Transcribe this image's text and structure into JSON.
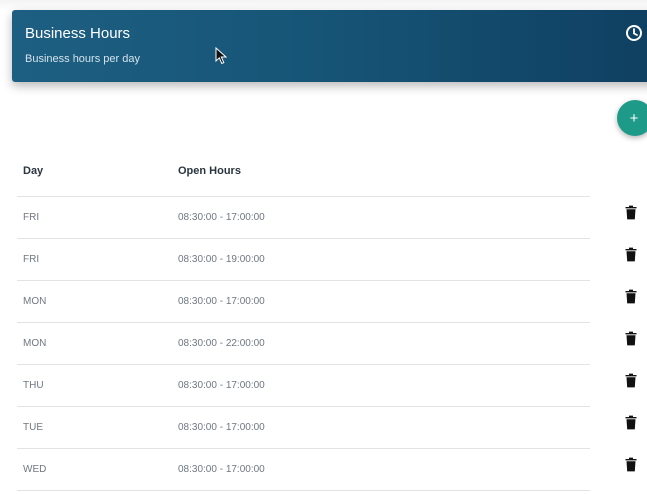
{
  "header": {
    "title": "Business Hours",
    "subtitle": "Business hours per day",
    "icon": "clock-icon"
  },
  "actions": {
    "add_label": "+",
    "delete_icon": "trash-icon"
  },
  "table": {
    "columns": {
      "day": "Day",
      "hours": "Open Hours"
    },
    "rows": [
      {
        "day": "FRI",
        "hours": "08:30:00 - 17:00:00"
      },
      {
        "day": "FRI",
        "hours": "08:30:00 - 19:00:00"
      },
      {
        "day": "MON",
        "hours": "08:30:00 - 17:00:00"
      },
      {
        "day": "MON",
        "hours": "08:30:00 - 22:00:00"
      },
      {
        "day": "THU",
        "hours": "08:30:00 - 17:00:00"
      },
      {
        "day": "TUE",
        "hours": "08:30:00 - 17:00:00"
      },
      {
        "day": "WED",
        "hours": "08:30:00 - 17:00:00"
      }
    ]
  },
  "colors": {
    "header_bg": "#175577",
    "accent": "#1e9a88"
  }
}
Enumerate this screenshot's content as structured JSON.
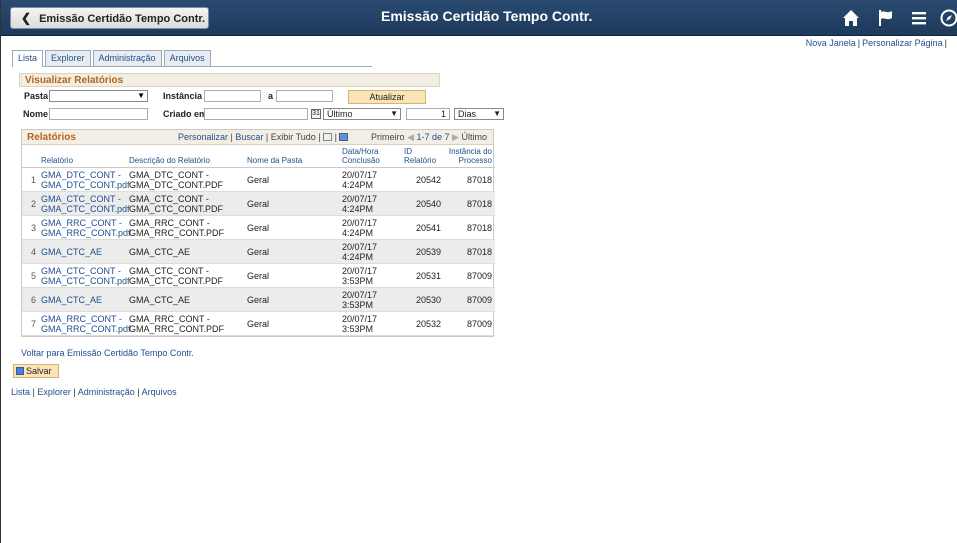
☆ ☆ ☆
* **PROBLEM REQUIREMENTS**:
Provide the number of lines in the data above that contain the string "JSON", and nothing else.

* **EXERCISE RESULT**:
2